- _Source_:
▼

The second effort was practical. The same year, the Electronic Frontier Foundation began building a public experiment that would let anyone measure their own browser against a growing corpus. That became Panopticlick, and it shipped in 2010.
What both efforts shared was a refusal to treat fingerprinting as hypothetical. You could argue in 2008 that browsers were diverse but that nobody was actually using the diversity to track. By the end of 2009 the counterargument had data behind it.
2010: Panopticlick puts a number on uniqueness
Peter Eckersley’s How Unique Is Your Web Browser? was presented at the Privacy Enhancing Technologies Symposium in Berlin in July 2010. It is the paper everyone cites, and for a good reason: it stopped the argument from being about whether and made it about how much.
Panopticlick measured eight things that a website can read without permission: the User-Agent string, the HTTP Accept headers, whether cookies are enabled, screen resolution and color depth, the timezone, the list of browser plugins, the list of system fonts (enumerated through Flash or Java), and whether the browser blocks supercookies. It then treated each browser’s combined configuration as a value drawn from a distribution and measured the distribution’s Shannon entropy.

▲

- _Data provided_:

▼

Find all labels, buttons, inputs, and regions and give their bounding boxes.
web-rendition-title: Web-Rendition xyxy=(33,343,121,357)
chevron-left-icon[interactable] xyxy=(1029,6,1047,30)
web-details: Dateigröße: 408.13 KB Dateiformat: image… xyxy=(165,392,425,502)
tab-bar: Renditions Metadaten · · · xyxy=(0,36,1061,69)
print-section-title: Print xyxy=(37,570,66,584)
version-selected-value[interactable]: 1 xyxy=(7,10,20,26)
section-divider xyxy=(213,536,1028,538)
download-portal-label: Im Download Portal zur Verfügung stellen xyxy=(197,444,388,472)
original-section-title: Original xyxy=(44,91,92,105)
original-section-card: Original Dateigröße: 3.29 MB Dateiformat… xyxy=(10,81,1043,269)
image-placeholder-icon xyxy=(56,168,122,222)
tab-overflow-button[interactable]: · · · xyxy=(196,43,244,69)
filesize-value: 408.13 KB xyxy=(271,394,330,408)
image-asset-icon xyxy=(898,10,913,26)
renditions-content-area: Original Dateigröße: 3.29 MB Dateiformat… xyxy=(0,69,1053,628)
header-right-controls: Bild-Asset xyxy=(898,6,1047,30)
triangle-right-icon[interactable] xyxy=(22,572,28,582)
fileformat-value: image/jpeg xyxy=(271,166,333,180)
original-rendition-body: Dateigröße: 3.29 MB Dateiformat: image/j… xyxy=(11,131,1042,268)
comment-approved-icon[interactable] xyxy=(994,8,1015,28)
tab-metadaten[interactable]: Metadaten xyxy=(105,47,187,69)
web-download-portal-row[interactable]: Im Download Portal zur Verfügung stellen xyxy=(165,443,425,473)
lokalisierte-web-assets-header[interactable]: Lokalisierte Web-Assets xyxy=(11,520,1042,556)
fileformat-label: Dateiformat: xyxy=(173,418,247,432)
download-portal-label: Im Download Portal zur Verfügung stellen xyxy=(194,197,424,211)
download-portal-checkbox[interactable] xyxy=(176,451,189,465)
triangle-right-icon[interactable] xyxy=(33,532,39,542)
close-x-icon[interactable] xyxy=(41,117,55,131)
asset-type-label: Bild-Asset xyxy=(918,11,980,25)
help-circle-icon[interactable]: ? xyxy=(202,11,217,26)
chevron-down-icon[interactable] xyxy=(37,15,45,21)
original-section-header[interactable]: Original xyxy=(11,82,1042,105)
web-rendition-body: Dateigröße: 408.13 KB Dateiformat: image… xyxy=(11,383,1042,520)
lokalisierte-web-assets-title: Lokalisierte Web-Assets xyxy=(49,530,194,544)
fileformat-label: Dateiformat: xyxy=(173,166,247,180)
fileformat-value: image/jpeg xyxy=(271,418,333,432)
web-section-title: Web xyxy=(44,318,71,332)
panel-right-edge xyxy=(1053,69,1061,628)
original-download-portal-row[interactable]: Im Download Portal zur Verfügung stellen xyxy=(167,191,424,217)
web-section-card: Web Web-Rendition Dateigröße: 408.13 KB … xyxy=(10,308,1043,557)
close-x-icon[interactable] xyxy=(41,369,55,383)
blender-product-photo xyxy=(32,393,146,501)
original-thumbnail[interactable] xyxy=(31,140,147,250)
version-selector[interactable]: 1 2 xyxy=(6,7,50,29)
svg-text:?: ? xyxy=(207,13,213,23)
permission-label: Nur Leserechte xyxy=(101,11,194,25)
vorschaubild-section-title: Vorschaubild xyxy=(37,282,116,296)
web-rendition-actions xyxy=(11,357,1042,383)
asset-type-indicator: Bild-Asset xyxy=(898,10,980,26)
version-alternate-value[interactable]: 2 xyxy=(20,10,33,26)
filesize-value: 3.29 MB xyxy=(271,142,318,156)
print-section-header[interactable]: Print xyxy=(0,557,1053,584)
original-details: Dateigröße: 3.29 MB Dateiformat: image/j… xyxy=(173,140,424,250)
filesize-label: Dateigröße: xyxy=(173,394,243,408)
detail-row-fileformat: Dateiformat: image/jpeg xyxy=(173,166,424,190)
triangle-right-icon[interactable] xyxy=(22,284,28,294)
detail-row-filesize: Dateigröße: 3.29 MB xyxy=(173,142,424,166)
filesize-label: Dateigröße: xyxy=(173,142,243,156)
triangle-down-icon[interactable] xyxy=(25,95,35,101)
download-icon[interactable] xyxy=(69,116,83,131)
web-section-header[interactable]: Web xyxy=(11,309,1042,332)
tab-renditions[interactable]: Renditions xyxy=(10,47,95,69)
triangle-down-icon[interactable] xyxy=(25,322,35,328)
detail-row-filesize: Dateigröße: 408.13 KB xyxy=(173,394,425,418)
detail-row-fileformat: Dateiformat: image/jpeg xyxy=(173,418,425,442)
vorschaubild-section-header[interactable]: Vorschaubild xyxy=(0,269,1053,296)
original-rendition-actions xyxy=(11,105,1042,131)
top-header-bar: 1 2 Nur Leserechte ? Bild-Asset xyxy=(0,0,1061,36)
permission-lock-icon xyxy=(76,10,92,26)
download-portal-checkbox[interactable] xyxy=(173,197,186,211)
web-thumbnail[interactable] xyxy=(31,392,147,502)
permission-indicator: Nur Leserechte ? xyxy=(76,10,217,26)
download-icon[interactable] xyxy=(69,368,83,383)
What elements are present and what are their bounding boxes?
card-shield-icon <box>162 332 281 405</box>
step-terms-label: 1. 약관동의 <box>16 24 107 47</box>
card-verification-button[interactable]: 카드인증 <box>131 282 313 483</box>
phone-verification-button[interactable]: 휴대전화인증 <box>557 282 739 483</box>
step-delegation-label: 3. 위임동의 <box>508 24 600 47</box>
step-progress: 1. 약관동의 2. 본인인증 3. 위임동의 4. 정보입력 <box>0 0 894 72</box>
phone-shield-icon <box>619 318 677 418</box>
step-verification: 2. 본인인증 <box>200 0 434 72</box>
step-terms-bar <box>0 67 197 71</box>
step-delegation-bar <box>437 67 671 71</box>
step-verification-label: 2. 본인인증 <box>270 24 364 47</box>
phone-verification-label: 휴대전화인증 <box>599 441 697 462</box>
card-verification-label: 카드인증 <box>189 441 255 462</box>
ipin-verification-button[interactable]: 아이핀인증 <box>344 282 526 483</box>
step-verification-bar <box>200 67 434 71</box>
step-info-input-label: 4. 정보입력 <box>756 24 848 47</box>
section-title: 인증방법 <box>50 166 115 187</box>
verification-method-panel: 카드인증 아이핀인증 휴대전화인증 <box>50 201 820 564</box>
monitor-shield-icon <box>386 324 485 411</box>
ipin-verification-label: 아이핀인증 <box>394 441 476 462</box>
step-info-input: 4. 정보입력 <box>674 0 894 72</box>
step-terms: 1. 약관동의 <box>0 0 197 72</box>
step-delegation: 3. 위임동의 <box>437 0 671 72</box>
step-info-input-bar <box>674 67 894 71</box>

▲

- _Set tasks_:
A – Reproduce the passage on browser fingerprinting word for word, starting at "The second effort" and ending at "about how much.".
B – According to the passage on browser fingerprinting, where and when was How Unique Is Your Web Browser? presented?
The listing isn't needed for any of this.

- _Task-by-task answers_:
A –
The second effort was practical. The same year, the Electronic Frontier Foundation began building a public experiment that would let anyone measure their own browser against a growing corpus. That became Panopticlick, and it shipped in 2010.
What both efforts shared was a refusal to treat fingerprinting as hypothetical. You could argue in 2008 that browsers were diverse but that nobody was actually using the diversity to track. By the end of 2009 the counterargument had data behind it.
2010: Panopticlick puts a number on uniqueness
Peter Eckersley’s How Unique Is Your Web Browser? was presented at the Privacy Enhancing Technologies Symposium in Berlin in July 2010. It is the paper everyone cites, and for a good reason: it stopped the argument from being about whether and made it about how much.

B – At the Privacy Enhancing Technologies Symposium in Berlin in July 2010.